• **Selection**

If during this battle of pens, ink and words you lose your job and the 12-12-12 initiative or me is blamed, I promise you will eventually get a massive backdated severance award net of taxes and an apology from the company that sacked you. Although I cannot guarantee your job back, I will guarantee you will eventually be able to get a job.
In all the above scenarios, I request all employees of public companies I earmark, to show patience as it is all for a good cause: the eradication of war and eradication of absolute poverty by December 12th, 2012. Your names will be honoured by future generations for all eternity, wherever your descendants eventually live in the Universe, because of one thing: you put your loyalty for the cold and hungry above that of the hot headed, proud fat cat twits that allegedly "manage" your corporation.
I request your assistance if I ask for it.
You are commanded to stop all forms of direct or indirect financing of any public company I specify. Any company on this forbidden list that is shown to be propped up by your bank will pay the consequences financially to both it and you. Obey me.
You are further commanded to back any acquisition that I choose to make (hostile or otherwise) against any public company that has the backing of 24% of its shareholders. Obey me, or else Get Off My Planet .
Institutional Investment Managers
Protect your customers, clients and pensioners by doing what I tell you. Your portfolios will make substantial gains especially when backing my takeover of public companies whose stocks are undervalued.
If you do not, there will be such an outcry from amongst your own people that you will lose everything. Do not forget recent precedents have allowed even the most reputable fund managers to be paraded in front of civil courts for risking clients money with "reputable" corporate losers that should have been winners.
Don't try the trick of saying you didn't know. You did and you do - by reading it here and now. When you see me going against a public stock: dump it immediately. Avoid all this trouble. Avoid all the paperwork. Make lots of money for your clients - by obeying me when I demand it of you or else Get Off My Planet .
Pension Fund Managers
The largest US pension fund recently sold all its assets in certain Far East countries because of alleged failure to meet strict new investment criteria in Human Rights and Labour practices. I want the same stance adopted for public corporations that do not meet my new investment criteria. The 1000 largest US pension funds hold $5 trillion in assets, much of it in global stock markets. I direct all pension fund trustees help the 12-12-12 initiative by: (1) dumping stock when I ask them to; (2) buying War Bond stock and (3) assisting me in buying public corporations that will be made insolvent by members of the public who listen to me. Do as I demand or else Get Off My Planet .
Trustees of Charities and Foundations
I don't want to hurt your organisations. But I must warn you to get out of the global stock market by January 2003 or risk a massive devaluation in the value of some of your stocks. As trustees you may be held accountable. Don't put yourselves in that position.
I know what it's like to be very wealthy, or at least I used to, so lets make something absolutely clear. I want rich people to remain rich - it's nice to be rich. I will be delighted if they became even wealthier as long as their assets have been acquired legitimately. The greater the wealth created, the bigger the amount available at their disposal to be given to charitable enterprises should they wish, or the underprivileged should they wish or via taxation whether they wish it or not. "Giving", is up to each individual and a private arrangement between themselves, their families and their spiritual beliefs. I am not asking that anyone should sell their homes or other assets such as expensive cars or yachts so that one million local poor families can each get a one off sack full of food. That would be dumb. Bathing in yaks milk while being fanned with palm branches provides work to yak farmers and jobs for fan operatives.

• **Set exercise A**
Change "elements" to "items" in the entries, from the first one down through the line with "plus-icon bbox=[167, 306, 180, 318]", and give only those lines again with nothing else altered.
• **Set exercise B**
Please take the 12-12-12 initiative text further, starting after its last sentence.
The 12-12-12 initiative text and the entries come from separate sources.

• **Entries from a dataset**
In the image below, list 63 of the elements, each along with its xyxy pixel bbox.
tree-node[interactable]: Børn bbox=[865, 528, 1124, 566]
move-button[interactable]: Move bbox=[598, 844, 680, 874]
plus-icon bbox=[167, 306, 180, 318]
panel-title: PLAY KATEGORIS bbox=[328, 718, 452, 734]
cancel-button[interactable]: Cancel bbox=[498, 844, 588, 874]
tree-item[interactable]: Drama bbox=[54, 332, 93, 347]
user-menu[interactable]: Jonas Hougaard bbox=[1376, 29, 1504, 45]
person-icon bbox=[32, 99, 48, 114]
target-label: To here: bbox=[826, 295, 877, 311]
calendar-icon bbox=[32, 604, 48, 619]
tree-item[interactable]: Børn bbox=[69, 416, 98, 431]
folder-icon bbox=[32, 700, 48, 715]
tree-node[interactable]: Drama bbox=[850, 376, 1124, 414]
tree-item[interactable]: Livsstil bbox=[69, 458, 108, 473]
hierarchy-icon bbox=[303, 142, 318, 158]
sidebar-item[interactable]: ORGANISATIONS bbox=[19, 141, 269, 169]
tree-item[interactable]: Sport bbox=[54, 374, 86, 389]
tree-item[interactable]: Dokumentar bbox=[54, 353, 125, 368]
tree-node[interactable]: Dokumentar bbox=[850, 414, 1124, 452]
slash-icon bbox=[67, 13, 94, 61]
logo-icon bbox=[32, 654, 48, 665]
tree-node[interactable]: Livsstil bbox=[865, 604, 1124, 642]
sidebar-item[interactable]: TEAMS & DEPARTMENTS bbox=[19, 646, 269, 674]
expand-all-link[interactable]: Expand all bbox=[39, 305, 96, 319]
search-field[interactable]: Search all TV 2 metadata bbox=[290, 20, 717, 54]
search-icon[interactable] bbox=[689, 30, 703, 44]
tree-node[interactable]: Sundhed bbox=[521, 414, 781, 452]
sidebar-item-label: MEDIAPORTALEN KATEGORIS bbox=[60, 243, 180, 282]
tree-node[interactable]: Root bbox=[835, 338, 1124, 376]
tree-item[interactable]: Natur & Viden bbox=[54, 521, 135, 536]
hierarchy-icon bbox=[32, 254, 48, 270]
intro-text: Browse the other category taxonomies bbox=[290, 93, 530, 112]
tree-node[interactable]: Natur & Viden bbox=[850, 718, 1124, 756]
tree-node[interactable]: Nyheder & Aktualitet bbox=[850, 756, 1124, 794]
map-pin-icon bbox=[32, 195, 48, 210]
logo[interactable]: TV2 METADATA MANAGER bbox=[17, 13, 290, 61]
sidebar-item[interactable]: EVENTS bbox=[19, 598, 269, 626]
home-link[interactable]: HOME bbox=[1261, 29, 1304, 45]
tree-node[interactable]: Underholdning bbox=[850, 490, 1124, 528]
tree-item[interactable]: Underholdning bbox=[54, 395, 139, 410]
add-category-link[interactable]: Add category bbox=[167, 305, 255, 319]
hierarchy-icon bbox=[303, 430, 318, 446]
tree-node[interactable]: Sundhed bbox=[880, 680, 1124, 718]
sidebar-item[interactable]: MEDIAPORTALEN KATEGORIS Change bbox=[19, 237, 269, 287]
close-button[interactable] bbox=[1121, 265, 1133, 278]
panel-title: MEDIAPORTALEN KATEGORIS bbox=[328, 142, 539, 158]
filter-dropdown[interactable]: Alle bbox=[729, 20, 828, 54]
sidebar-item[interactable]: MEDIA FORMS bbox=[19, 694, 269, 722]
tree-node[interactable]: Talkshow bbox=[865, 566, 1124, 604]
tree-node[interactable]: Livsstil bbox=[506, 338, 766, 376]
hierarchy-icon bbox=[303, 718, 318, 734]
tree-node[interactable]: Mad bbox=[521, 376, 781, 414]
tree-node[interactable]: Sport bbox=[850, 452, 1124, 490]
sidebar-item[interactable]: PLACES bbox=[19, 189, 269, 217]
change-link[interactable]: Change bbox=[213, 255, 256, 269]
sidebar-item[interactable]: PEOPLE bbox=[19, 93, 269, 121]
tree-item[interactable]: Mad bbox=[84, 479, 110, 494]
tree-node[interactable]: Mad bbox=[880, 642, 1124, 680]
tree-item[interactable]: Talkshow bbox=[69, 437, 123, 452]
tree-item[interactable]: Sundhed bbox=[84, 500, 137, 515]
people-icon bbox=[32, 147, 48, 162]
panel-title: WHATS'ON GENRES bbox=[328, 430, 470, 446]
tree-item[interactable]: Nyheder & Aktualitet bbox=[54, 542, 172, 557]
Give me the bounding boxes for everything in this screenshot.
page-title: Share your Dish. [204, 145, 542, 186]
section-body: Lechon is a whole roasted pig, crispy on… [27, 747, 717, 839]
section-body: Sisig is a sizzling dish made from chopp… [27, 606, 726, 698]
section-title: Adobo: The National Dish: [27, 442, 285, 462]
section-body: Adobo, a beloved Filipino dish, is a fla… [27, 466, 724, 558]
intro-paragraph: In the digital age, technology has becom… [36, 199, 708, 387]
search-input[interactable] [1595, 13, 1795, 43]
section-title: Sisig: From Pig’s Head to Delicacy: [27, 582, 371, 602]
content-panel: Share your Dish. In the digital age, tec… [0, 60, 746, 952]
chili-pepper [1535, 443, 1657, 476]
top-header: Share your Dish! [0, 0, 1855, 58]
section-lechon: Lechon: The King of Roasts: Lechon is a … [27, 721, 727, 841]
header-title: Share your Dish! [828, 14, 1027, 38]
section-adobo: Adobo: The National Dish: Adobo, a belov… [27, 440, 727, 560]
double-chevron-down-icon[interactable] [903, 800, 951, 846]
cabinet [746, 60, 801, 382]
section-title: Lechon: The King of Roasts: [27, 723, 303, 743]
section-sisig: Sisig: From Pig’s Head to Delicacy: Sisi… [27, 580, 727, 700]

• **Written response A**
In the image below, list 63 of the items, each along with its xyxy pixel bbox.
tree-node[interactable]: Børn bbox=[865, 528, 1124, 566]
move-button[interactable]: Move bbox=[598, 844, 680, 874]
plus-icon bbox=[167, 306, 180, 318]

• **Written response B**
I highly commend the philanthropists around the World who have made an honest fortune with ethical and moral investments and business practices. The ones who treated their greatest asset: their employees, fairly and honourably. I have selected a small group of you to further your portfolio of public stock in return for backing my takeover of certain key multinational corporations. You deserve the opportunity to make a further fortune from my manipulation of the stock market, because I am sure you will donate part of the huge net profit you are soon to make to good causes.
I want the rich to carry on spending, buying, employing and creating jobs. All I ask from rich people is this - dump all your stocks in public companies I identify and dump any advisor or investment manager that doesn't, because if you don't he will become your massive liability. And of course move your business away from any bank I blacklist.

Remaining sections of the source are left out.